▸ Written exercise: Identify the lines that contain the word "Negro", then copy them.

Dataset records
====
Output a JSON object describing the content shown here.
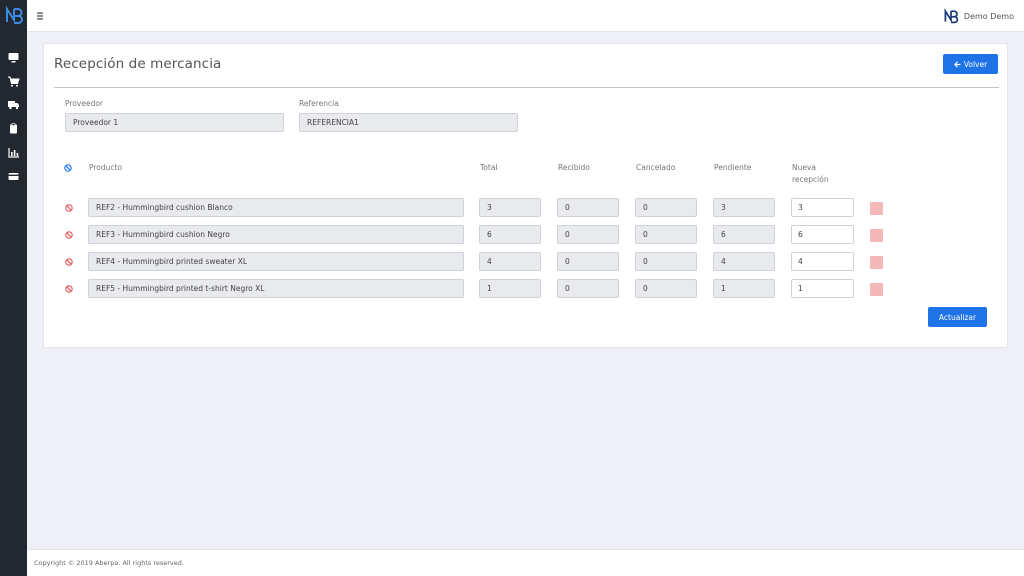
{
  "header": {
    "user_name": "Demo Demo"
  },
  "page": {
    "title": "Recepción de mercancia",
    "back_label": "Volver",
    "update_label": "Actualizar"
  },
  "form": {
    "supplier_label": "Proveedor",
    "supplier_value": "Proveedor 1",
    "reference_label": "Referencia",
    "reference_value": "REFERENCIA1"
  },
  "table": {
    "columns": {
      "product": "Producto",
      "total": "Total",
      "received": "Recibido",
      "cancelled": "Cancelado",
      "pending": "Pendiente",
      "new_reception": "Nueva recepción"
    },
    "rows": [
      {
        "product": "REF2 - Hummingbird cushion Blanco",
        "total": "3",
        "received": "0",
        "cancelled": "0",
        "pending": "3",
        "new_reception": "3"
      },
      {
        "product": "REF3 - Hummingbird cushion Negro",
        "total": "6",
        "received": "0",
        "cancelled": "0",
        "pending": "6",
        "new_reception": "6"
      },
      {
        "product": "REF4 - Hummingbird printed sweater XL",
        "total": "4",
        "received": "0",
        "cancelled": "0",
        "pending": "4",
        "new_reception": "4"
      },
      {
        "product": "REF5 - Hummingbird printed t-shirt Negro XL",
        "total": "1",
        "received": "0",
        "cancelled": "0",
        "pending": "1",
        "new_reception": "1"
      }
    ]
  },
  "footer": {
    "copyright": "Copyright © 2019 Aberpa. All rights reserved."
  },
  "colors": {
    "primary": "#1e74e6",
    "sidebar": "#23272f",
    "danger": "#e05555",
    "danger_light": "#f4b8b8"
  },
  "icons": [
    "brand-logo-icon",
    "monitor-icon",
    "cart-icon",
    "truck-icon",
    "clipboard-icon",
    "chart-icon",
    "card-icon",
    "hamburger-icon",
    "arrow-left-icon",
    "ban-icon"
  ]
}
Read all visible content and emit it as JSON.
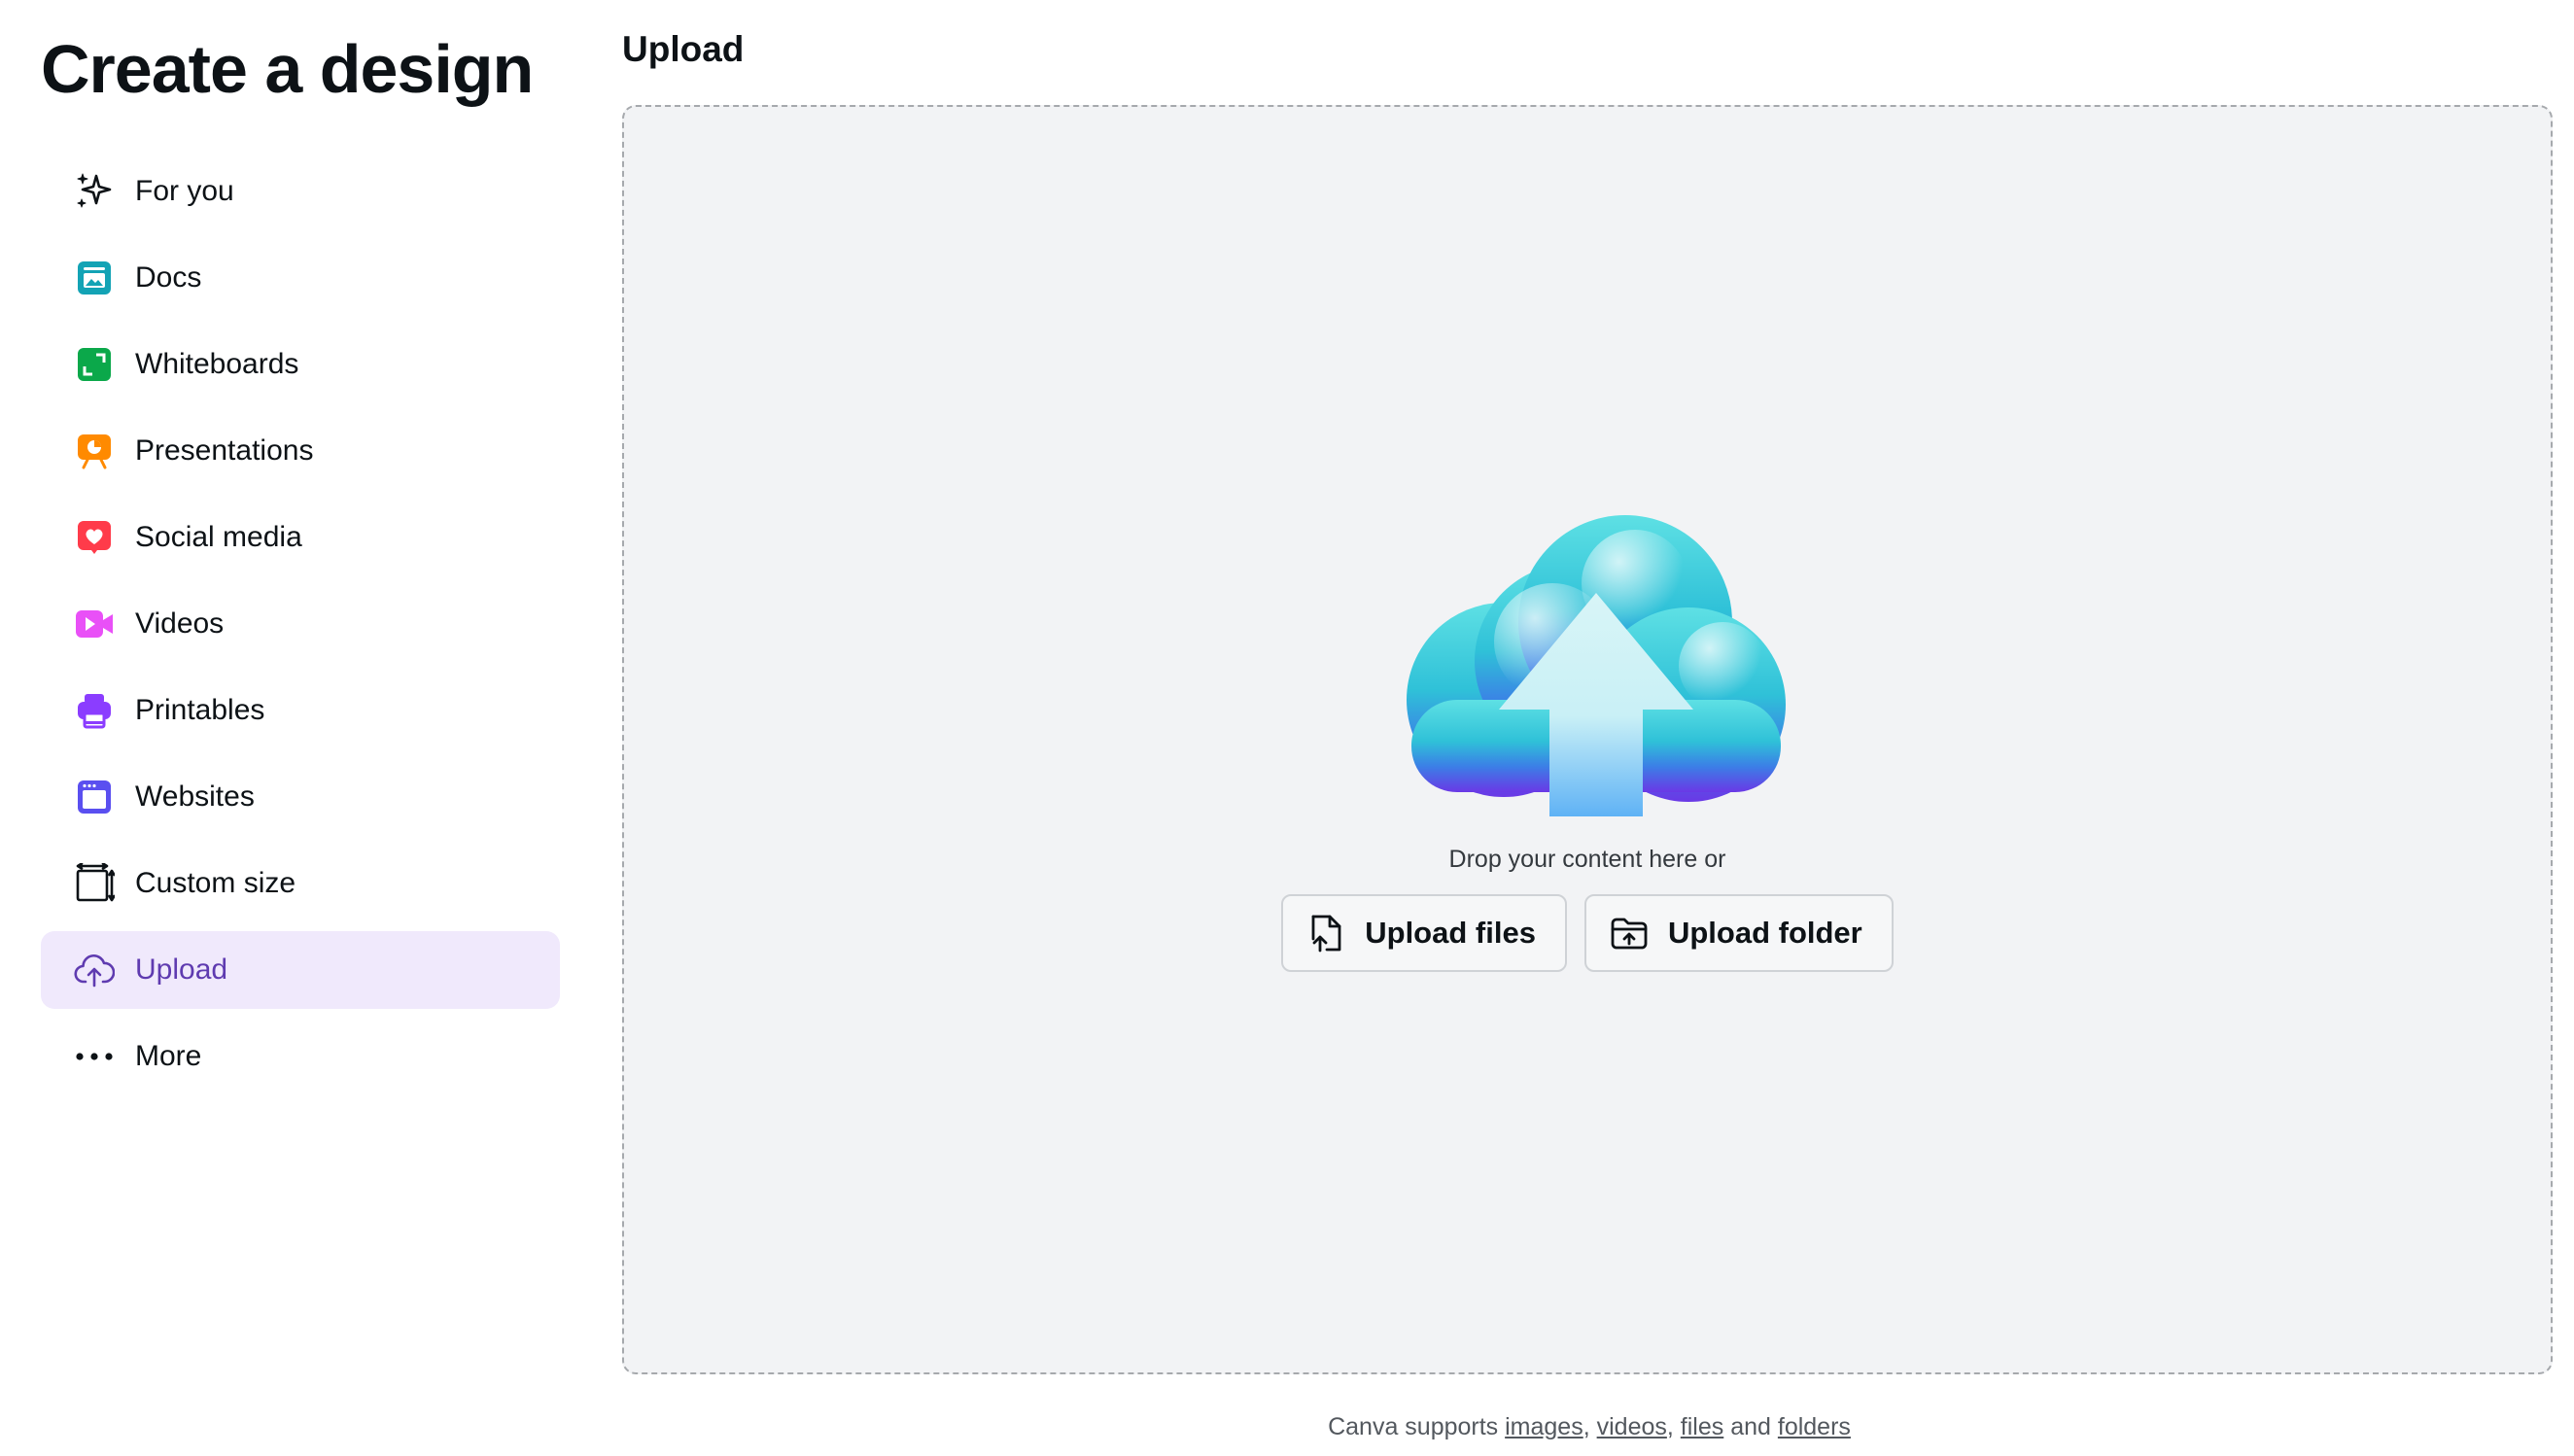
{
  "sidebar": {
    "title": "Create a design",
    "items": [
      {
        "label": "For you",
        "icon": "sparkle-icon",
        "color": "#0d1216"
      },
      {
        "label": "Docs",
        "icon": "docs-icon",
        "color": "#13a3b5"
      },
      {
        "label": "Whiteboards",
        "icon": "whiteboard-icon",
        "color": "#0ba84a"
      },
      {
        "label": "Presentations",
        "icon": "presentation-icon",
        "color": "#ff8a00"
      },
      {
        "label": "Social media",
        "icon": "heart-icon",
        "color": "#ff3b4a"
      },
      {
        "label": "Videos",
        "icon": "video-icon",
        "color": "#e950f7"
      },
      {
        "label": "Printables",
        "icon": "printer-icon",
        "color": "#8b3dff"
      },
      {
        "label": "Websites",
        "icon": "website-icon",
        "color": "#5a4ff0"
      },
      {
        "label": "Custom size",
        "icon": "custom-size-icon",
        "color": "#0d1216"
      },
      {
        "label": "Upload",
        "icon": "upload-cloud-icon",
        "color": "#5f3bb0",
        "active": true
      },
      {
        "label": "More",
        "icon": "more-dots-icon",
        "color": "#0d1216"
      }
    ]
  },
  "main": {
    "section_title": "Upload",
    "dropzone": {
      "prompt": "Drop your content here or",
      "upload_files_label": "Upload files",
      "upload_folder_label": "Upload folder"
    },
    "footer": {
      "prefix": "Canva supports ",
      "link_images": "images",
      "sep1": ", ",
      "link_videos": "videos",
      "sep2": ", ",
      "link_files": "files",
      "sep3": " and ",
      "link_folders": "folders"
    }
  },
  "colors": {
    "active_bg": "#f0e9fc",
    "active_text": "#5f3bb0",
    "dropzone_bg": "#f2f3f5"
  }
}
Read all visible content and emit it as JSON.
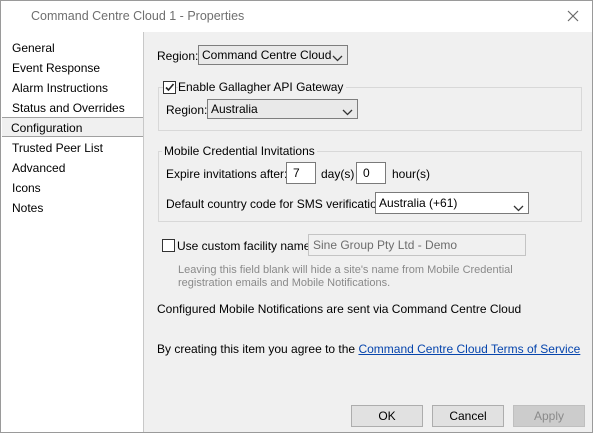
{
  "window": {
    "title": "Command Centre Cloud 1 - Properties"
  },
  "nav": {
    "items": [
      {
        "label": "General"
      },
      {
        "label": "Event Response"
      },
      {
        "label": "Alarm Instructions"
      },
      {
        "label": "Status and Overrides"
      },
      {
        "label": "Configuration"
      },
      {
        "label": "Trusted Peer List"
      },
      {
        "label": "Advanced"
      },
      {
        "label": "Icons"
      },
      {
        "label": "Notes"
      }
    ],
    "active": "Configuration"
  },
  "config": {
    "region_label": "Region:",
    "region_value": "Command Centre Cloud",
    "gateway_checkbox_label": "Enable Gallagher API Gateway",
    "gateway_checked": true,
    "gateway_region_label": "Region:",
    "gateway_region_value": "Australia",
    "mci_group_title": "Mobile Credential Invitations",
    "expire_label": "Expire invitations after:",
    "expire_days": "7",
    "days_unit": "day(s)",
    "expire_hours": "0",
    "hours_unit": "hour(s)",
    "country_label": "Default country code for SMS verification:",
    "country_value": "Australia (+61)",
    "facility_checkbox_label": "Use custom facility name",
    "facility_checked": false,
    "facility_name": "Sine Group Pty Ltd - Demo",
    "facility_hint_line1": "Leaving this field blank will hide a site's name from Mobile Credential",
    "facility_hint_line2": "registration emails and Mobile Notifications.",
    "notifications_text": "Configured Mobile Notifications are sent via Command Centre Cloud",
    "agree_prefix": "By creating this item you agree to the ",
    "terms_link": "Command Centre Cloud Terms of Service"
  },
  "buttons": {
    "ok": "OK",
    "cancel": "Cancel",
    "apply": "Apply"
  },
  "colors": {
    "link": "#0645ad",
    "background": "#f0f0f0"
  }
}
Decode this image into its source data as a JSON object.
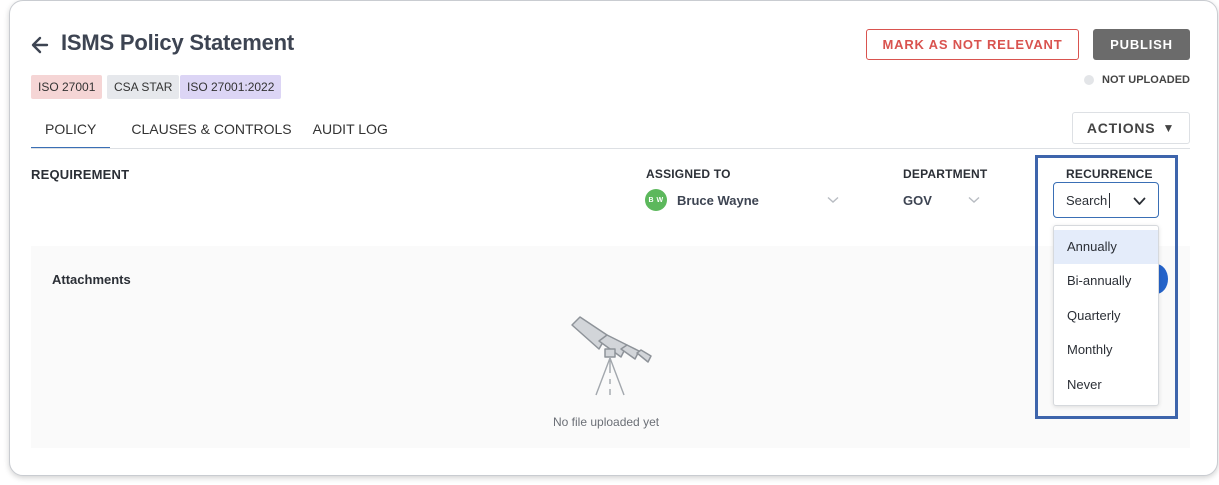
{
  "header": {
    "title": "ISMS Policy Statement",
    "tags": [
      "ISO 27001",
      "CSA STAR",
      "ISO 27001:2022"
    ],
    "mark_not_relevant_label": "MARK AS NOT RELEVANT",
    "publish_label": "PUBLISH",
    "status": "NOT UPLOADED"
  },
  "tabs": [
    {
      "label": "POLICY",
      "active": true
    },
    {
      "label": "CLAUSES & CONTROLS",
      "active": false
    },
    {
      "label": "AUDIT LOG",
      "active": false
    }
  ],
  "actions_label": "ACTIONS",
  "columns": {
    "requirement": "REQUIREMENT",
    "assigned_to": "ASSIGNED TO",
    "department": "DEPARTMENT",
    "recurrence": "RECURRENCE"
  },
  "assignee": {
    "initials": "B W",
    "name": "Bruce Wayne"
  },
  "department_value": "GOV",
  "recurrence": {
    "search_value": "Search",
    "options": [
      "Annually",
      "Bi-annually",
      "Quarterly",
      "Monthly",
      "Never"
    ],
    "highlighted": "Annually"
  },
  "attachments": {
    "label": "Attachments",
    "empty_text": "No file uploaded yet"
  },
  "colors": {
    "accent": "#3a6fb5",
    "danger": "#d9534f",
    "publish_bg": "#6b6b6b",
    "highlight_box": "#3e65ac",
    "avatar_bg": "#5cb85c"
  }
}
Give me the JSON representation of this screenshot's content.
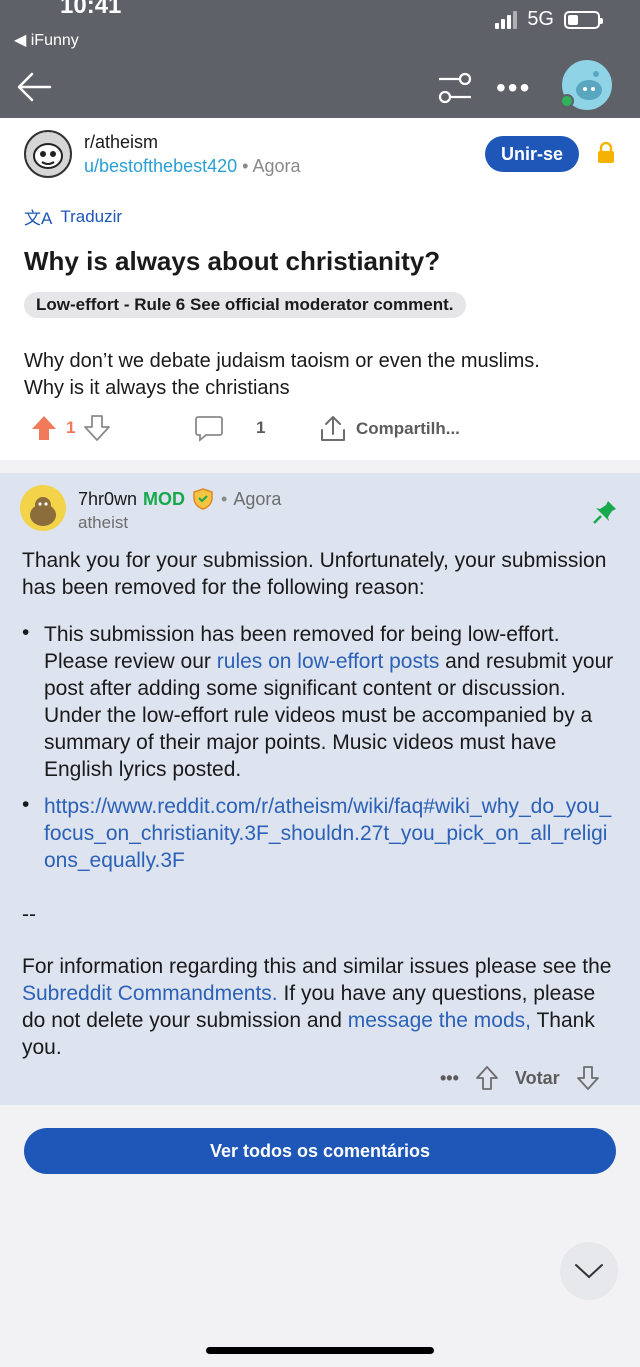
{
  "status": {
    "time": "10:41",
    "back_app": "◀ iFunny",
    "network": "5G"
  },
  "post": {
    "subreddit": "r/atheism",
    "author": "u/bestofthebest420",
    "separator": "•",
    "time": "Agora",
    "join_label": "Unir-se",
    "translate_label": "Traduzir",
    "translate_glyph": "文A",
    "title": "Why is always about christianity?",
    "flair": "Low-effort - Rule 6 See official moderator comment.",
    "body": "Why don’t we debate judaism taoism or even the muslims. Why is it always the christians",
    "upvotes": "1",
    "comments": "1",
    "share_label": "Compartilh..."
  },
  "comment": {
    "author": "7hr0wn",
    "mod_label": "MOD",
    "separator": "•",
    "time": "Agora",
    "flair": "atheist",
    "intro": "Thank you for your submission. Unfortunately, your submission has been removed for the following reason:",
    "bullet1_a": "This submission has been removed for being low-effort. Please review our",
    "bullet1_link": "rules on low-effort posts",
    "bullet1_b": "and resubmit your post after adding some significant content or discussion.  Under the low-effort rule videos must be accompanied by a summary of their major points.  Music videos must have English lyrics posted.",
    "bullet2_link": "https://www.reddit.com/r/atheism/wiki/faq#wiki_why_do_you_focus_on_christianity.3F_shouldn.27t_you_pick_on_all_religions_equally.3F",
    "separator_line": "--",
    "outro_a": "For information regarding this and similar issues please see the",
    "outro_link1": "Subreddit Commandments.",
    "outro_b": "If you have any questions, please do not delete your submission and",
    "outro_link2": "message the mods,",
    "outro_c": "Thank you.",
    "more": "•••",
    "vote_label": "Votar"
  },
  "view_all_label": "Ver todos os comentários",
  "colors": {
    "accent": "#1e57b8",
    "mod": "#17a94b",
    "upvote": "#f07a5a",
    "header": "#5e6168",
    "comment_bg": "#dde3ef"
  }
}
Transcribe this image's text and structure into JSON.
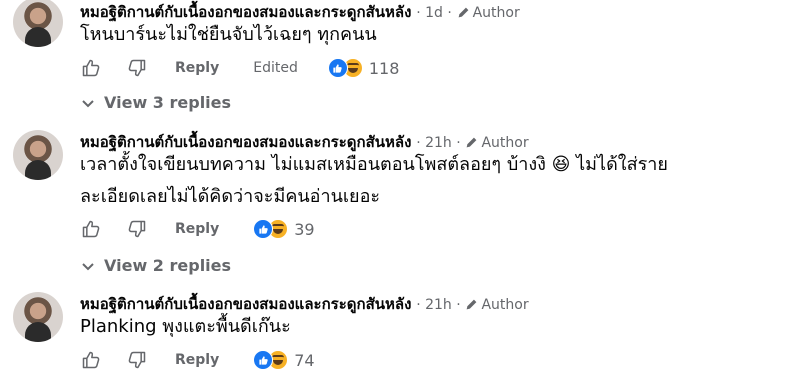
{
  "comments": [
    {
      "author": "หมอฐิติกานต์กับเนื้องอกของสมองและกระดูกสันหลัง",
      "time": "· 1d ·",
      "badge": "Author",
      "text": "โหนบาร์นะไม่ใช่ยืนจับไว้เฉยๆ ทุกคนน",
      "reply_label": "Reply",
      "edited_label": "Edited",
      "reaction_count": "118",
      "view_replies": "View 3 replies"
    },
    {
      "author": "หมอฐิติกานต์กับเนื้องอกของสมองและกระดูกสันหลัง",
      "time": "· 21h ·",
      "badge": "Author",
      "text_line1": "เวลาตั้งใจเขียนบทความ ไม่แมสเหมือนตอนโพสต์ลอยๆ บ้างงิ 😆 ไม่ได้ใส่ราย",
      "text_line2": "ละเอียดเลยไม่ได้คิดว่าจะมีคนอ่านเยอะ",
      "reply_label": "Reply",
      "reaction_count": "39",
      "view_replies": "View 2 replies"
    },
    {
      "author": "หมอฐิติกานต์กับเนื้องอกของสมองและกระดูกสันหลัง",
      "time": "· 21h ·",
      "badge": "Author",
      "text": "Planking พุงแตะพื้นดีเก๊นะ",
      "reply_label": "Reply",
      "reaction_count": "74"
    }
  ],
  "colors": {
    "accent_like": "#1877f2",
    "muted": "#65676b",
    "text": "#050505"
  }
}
====
▸ The answer:
        "product": "REF3 - Hummingbird cushion Negro",
        "product": "REF5 - Hummingbird printed t-shirt Negro XL",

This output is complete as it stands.